**GOAL OF THE EXERCISE**: Retype every line of the items below without any changes, but leave the pictures out of your answer.

START

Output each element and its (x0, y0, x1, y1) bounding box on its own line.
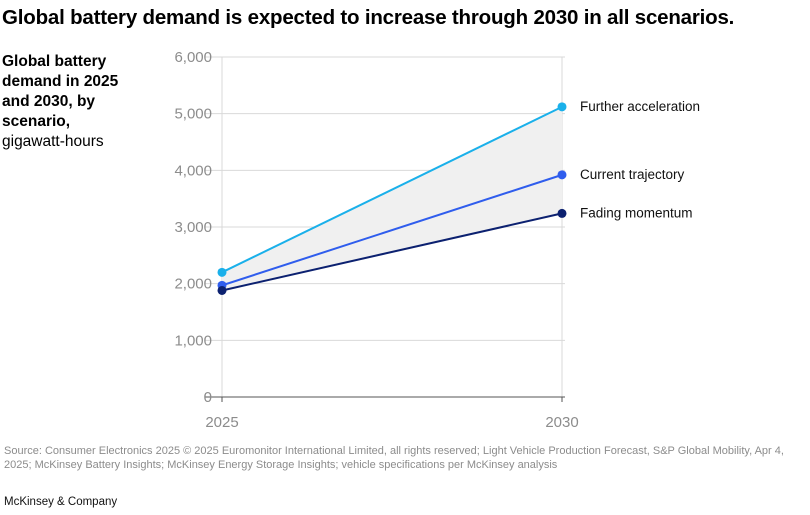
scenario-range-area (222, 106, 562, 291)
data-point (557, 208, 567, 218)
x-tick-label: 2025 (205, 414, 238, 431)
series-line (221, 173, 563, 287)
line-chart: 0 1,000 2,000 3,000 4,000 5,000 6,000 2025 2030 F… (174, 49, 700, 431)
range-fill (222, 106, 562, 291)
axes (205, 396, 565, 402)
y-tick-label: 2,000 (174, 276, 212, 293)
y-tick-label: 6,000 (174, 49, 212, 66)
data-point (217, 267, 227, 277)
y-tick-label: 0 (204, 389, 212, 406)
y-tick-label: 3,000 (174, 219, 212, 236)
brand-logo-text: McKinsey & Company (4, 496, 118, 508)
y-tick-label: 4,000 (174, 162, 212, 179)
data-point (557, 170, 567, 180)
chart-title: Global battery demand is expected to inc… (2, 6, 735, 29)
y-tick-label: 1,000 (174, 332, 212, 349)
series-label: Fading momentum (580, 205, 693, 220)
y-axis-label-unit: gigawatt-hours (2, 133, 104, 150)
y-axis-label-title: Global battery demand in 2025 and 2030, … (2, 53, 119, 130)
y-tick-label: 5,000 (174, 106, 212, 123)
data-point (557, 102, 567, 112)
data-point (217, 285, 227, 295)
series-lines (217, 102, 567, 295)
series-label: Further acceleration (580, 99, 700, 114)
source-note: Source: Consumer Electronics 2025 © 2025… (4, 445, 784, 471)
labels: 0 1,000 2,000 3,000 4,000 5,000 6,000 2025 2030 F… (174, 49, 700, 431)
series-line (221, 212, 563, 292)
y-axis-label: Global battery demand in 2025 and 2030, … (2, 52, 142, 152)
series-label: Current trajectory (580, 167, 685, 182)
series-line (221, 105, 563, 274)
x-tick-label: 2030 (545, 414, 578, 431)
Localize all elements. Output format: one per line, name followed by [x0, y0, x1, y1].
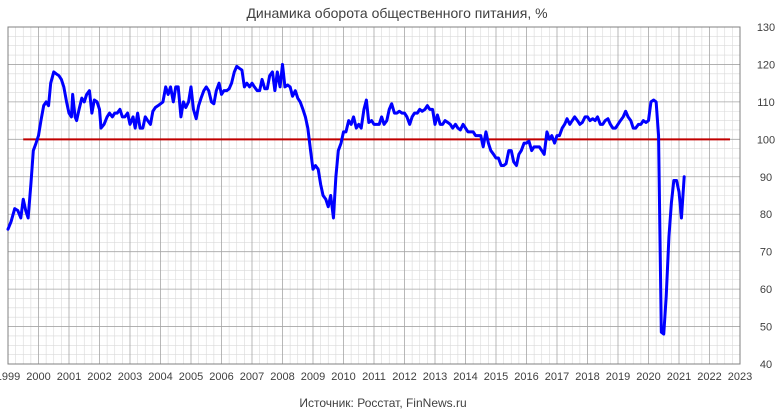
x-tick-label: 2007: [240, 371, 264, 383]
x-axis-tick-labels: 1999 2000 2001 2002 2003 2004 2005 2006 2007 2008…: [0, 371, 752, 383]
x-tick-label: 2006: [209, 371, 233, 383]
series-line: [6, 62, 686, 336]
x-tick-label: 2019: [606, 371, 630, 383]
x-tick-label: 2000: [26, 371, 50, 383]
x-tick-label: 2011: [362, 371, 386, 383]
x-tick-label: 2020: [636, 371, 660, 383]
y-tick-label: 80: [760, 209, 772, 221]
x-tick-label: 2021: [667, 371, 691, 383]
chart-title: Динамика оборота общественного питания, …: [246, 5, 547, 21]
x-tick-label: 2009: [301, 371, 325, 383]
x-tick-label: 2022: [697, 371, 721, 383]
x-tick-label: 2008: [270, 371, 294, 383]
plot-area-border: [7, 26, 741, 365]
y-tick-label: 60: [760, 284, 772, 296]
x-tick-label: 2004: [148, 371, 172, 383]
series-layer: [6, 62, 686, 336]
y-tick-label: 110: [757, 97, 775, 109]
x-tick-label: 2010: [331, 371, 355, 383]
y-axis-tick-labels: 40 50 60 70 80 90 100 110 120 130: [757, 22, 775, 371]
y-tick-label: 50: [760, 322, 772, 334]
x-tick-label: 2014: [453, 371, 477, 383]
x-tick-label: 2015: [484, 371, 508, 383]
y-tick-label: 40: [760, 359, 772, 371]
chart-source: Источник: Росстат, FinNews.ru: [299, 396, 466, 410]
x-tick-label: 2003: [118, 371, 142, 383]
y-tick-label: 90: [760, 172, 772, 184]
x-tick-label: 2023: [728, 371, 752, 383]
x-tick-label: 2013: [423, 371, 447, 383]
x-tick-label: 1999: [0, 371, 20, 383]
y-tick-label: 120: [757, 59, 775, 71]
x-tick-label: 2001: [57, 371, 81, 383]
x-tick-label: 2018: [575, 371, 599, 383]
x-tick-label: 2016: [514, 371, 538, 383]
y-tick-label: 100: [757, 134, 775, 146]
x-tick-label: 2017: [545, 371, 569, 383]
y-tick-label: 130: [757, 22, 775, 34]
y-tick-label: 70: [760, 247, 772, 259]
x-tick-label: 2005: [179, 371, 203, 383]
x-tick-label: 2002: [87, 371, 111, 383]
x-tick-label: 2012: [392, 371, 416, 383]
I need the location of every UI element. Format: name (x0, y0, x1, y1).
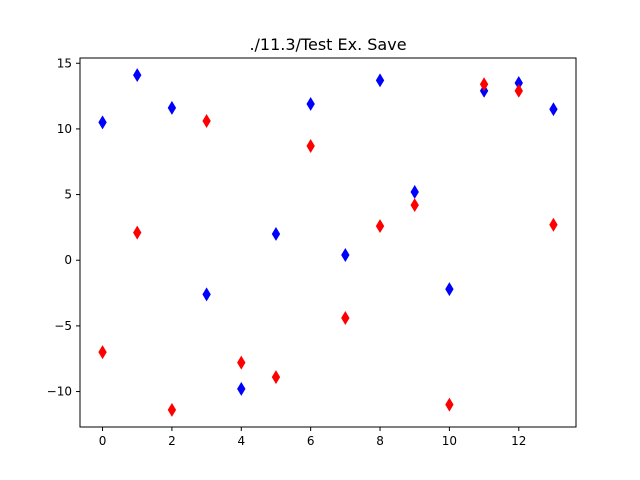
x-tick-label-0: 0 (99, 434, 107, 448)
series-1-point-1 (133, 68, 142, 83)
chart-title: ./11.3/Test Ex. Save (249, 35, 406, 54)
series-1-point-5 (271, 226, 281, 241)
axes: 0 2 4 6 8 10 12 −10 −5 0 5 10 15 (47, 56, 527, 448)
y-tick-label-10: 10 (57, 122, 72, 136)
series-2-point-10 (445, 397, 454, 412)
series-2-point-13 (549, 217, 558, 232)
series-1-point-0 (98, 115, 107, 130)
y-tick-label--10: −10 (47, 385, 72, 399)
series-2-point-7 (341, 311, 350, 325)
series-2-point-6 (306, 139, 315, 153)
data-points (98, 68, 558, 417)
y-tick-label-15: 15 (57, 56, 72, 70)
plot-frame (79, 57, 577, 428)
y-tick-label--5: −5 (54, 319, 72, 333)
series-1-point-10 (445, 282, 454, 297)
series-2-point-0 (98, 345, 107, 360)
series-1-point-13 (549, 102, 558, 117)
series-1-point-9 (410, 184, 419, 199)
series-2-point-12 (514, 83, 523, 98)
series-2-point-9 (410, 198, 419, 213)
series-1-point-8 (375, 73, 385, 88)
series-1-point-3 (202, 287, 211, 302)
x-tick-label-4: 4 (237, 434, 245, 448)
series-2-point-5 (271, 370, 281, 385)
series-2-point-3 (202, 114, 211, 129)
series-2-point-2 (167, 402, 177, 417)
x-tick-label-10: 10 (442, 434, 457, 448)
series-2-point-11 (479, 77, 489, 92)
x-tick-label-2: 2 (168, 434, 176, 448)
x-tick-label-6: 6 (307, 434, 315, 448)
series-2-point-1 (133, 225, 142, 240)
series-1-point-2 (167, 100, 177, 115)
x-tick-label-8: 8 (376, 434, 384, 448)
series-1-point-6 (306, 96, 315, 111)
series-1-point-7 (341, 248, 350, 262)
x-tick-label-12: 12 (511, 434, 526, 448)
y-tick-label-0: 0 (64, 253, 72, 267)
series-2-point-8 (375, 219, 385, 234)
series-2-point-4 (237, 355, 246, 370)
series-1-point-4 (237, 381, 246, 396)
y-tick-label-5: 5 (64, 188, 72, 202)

END

**FINISHED ANSWER**:
Output each element and its (x0, y0, x1, y1) bounding box on its own line.
scenario-range-area (222, 106, 562, 291)
data-point (557, 208, 567, 218)
x-tick-label: 2025 (205, 414, 238, 431)
series-line (221, 173, 563, 287)
line-chart: 0 1,000 2,000 3,000 4,000 5,000 6,000 2025 2030 F… (174, 49, 700, 431)
range-fill (222, 106, 562, 291)
axes (205, 396, 565, 402)
y-tick-label: 2,000 (174, 276, 212, 293)
y-tick-label: 6,000 (174, 49, 212, 66)
data-point (217, 267, 227, 277)
y-tick-label: 0 (204, 389, 212, 406)
y-tick-label: 3,000 (174, 219, 212, 236)
brand-logo-text: McKinsey & Company (4, 496, 118, 508)
y-tick-label: 4,000 (174, 162, 212, 179)
data-point (557, 170, 567, 180)
chart-title: Global battery demand is expected to inc… (2, 6, 735, 29)
y-tick-label: 1,000 (174, 332, 212, 349)
series-label: Fading momentum (580, 205, 693, 220)
y-axis-label-unit: gigawatt-hours (2, 133, 104, 150)
y-axis-label-title: Global battery demand in 2025 and 2030, … (2, 53, 119, 130)
y-tick-label: 5,000 (174, 106, 212, 123)
data-point (557, 102, 567, 112)
data-point (217, 285, 227, 295)
series-lines (217, 102, 567, 295)
series-label: Further acceleration (580, 99, 700, 114)
source-note: Source: Consumer Electronics 2025 © 2025… (4, 445, 784, 471)
labels: 0 1,000 2,000 3,000 4,000 5,000 6,000 2025 2030 F… (174, 49, 700, 431)
series-line (221, 212, 563, 292)
y-axis-label: Global battery demand in 2025 and 2030, … (2, 52, 142, 152)
series-label: Current trajectory (580, 167, 685, 182)
series-line (221, 105, 563, 274)
x-tick-label: 2030 (545, 414, 578, 431)
Localize all elements. Output format: one per line, name followed by [x0, y0, x1, y1].
x-tick-label: 2007: [240, 371, 264, 383]
x-axis-tick-labels: 1999 2000 2001 2002 2003 2004 2005 2006 2007 2008…: [0, 371, 752, 383]
x-tick-label: 2006: [209, 371, 233, 383]
series-line: [6, 62, 686, 336]
x-tick-label: 2019: [606, 371, 630, 383]
x-tick-label: 2000: [26, 371, 50, 383]
x-tick-label: 2011: [362, 371, 386, 383]
x-tick-label: 2020: [636, 371, 660, 383]
y-tick-label: 80: [760, 209, 772, 221]
x-tick-label: 2021: [667, 371, 691, 383]
chart-title: Динамика оборота общественного питания, …: [246, 5, 547, 21]
x-tick-label: 2009: [301, 371, 325, 383]
x-tick-label: 2022: [697, 371, 721, 383]
x-tick-label: 2008: [270, 371, 294, 383]
plot-area-border: [7, 26, 741, 365]
y-tick-label: 60: [760, 284, 772, 296]
x-tick-label: 2004: [148, 371, 172, 383]
series-layer: [6, 62, 686, 336]
y-tick-label: 110: [757, 97, 775, 109]
x-tick-label: 2010: [331, 371, 355, 383]
y-axis-tick-labels: 40 50 60 70 80 90 100 110 120 130: [757, 22, 775, 371]
y-tick-label: 50: [760, 322, 772, 334]
x-tick-label: 2014: [453, 371, 477, 383]
x-tick-label: 2015: [484, 371, 508, 383]
y-tick-label: 40: [760, 359, 772, 371]
chart-source: Источник: Росстат, FinNews.ru: [299, 396, 466, 410]
x-tick-label: 2003: [118, 371, 142, 383]
y-tick-label: 90: [760, 172, 772, 184]
x-tick-label: 2023: [728, 371, 752, 383]
x-tick-label: 2013: [423, 371, 447, 383]
x-tick-label: 1999: [0, 371, 20, 383]
y-tick-label: 120: [757, 59, 775, 71]
x-tick-label: 2001: [57, 371, 81, 383]
x-tick-label: 2018: [575, 371, 599, 383]
x-tick-label: 2016: [514, 371, 538, 383]
y-tick-label: 100: [757, 134, 775, 146]
x-tick-label: 2017: [545, 371, 569, 383]
y-tick-label: 130: [757, 22, 775, 34]
y-tick-label: 70: [760, 247, 772, 259]
x-tick-label: 2005: [179, 371, 203, 383]
x-tick-label: 2002: [87, 371, 111, 383]
x-tick-label: 2012: [392, 371, 416, 383]
I need the location of every UI element. Format: name (x0, y0, x1, y1).
x-tick-label-0: 0 (99, 434, 107, 448)
series-1-point-1 (133, 68, 142, 83)
chart-title: ./11.3/Test Ex. Save (249, 35, 406, 54)
series-1-point-5 (271, 226, 281, 241)
axes: 0 2 4 6 8 10 12 −10 −5 0 5 10 15 (47, 56, 527, 448)
y-tick-label-10: 10 (57, 122, 72, 136)
series-2-point-10 (445, 397, 454, 412)
series-2-point-13 (549, 217, 558, 232)
series-1-point-0 (98, 115, 107, 130)
y-tick-label--10: −10 (47, 385, 72, 399)
series-2-point-7 (341, 311, 350, 325)
series-2-point-6 (306, 139, 315, 153)
data-points (98, 68, 558, 417)
y-tick-label-15: 15 (57, 56, 72, 70)
plot-frame (79, 57, 577, 428)
y-tick-label--5: −5 (54, 319, 72, 333)
series-1-point-10 (445, 282, 454, 297)
series-2-point-0 (98, 345, 107, 360)
series-1-point-13 (549, 102, 558, 117)
series-1-point-9 (410, 184, 419, 199)
series-2-point-12 (514, 83, 523, 98)
series-2-point-9 (410, 198, 419, 213)
series-1-point-8 (375, 73, 385, 88)
series-1-point-3 (202, 287, 211, 302)
x-tick-label-4: 4 (237, 434, 245, 448)
series-2-point-5 (271, 370, 281, 385)
series-2-point-3 (202, 114, 211, 129)
series-2-point-2 (167, 402, 177, 417)
x-tick-label-10: 10 (442, 434, 457, 448)
series-2-point-11 (479, 77, 489, 92)
x-tick-label-2: 2 (168, 434, 176, 448)
x-tick-label-6: 6 (307, 434, 315, 448)
series-2-point-1 (133, 225, 142, 240)
series-1-point-2 (167, 100, 177, 115)
x-tick-label-8: 8 (376, 434, 384, 448)
series-1-point-6 (306, 96, 315, 111)
series-1-point-7 (341, 248, 350, 262)
x-tick-label-12: 12 (511, 434, 526, 448)
y-tick-label-0: 0 (64, 253, 72, 267)
series-2-point-8 (375, 219, 385, 234)
series-2-point-4 (237, 355, 246, 370)
series-1-point-4 (237, 381, 246, 396)
y-tick-label-5: 5 (64, 188, 72, 202)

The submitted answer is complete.